Start of DATA RECORDS

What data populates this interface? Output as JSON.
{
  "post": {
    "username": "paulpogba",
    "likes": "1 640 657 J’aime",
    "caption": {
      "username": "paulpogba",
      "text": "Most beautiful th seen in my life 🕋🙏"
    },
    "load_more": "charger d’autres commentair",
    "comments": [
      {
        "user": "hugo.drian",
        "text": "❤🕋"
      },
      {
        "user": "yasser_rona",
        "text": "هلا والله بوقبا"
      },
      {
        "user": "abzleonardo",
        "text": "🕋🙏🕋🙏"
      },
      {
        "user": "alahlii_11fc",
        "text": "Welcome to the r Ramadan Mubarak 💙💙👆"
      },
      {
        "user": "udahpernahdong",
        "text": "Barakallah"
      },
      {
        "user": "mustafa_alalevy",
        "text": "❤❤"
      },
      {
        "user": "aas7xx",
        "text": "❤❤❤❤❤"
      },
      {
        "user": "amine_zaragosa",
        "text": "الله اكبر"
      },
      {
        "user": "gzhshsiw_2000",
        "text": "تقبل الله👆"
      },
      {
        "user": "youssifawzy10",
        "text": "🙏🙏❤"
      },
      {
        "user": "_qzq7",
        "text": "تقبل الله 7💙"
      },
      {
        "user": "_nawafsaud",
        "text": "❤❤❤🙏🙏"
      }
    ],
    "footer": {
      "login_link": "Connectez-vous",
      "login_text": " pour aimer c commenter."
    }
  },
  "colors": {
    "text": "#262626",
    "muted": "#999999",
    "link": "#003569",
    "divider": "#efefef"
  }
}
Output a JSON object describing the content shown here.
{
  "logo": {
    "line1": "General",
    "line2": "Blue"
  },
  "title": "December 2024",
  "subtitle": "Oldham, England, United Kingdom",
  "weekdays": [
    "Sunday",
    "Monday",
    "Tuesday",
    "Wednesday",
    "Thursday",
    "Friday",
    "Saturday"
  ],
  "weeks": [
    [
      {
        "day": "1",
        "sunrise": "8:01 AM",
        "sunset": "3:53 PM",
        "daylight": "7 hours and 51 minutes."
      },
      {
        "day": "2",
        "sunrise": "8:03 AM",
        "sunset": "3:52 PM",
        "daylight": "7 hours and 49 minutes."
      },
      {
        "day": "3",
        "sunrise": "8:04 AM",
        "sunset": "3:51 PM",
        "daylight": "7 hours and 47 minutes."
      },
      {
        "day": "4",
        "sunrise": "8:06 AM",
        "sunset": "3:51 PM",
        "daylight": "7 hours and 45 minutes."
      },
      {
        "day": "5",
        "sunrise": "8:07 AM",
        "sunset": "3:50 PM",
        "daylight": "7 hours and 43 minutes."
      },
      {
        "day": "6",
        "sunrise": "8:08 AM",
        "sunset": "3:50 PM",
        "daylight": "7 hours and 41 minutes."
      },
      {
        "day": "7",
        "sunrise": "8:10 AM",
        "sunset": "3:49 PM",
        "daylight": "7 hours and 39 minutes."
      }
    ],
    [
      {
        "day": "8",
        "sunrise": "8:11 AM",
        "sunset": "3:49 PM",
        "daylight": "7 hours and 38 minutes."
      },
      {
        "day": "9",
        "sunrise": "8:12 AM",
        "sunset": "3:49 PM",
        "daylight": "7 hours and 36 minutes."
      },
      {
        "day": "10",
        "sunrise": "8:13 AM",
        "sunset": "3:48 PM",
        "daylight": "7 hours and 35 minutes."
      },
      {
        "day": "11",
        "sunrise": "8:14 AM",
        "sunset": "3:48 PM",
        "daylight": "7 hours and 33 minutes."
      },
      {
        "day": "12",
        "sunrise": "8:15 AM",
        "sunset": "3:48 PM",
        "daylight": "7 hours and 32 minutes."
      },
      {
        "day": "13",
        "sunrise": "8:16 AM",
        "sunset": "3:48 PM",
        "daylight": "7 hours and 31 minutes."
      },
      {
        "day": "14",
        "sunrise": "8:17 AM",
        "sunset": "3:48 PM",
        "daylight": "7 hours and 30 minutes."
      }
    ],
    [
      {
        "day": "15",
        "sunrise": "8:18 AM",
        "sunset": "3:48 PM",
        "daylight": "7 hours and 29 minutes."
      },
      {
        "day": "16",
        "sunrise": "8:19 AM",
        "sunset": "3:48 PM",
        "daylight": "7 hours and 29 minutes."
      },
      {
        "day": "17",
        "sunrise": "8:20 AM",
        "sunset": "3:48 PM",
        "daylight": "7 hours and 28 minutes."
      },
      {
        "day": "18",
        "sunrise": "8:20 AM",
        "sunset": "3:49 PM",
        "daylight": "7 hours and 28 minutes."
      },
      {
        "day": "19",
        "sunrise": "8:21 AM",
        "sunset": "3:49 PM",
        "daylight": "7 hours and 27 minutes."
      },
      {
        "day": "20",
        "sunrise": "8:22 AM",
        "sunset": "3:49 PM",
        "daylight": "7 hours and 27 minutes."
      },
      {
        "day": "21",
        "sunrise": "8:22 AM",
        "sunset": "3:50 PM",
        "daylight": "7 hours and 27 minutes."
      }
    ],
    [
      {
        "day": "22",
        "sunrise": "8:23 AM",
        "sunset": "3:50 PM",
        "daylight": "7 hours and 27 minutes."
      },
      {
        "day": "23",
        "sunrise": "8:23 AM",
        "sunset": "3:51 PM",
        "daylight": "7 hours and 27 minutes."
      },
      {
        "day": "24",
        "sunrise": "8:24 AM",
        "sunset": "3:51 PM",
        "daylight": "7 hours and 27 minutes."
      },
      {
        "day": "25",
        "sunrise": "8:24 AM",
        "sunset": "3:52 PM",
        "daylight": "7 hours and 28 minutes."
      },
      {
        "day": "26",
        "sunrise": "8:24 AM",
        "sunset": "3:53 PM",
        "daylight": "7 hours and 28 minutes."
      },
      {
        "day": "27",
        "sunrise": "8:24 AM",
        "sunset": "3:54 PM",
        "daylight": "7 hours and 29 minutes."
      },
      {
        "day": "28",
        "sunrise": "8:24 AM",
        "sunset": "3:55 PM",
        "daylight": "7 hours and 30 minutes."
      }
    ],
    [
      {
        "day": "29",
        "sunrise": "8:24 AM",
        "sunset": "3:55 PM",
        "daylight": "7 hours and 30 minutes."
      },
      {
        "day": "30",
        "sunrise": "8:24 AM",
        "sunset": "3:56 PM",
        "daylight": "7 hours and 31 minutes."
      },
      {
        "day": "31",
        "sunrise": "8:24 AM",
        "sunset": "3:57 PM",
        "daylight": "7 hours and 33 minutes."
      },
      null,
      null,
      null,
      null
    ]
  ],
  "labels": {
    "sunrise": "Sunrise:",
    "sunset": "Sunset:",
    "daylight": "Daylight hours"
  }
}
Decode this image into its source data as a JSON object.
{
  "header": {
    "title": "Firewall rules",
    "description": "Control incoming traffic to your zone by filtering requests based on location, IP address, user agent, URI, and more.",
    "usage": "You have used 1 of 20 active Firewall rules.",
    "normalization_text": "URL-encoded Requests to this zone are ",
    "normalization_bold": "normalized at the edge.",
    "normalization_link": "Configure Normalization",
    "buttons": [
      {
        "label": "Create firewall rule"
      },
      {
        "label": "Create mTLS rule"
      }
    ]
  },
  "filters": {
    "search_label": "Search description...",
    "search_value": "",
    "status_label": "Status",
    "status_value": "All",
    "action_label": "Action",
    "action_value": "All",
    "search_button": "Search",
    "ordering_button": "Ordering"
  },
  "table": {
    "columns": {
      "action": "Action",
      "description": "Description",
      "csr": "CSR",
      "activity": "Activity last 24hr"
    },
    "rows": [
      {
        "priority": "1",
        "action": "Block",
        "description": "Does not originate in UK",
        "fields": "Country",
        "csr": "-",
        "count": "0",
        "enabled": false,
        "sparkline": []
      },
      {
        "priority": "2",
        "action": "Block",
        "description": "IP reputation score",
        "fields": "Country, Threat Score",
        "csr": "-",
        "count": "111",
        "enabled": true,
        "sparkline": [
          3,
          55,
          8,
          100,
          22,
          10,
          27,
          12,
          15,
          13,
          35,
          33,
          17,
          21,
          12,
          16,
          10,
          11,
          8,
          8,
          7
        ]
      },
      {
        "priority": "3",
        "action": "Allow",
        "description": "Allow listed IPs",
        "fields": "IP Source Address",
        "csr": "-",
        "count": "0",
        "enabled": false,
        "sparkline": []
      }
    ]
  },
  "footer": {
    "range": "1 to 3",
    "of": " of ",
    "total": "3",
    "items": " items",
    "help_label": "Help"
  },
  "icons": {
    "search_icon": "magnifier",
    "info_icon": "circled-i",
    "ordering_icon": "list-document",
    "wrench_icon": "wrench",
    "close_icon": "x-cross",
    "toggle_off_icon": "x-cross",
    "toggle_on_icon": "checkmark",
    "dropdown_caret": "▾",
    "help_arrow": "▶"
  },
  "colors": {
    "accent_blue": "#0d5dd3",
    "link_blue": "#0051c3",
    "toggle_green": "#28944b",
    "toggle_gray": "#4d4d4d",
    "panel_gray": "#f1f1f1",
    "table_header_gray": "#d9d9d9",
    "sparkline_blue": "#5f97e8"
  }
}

End of DATA RECORDS

§ WRITTEN REQUEST
Only the number should be given: how many lines of the data contain the word "username"?

§ ANSWER TO THIS PROBLEM
2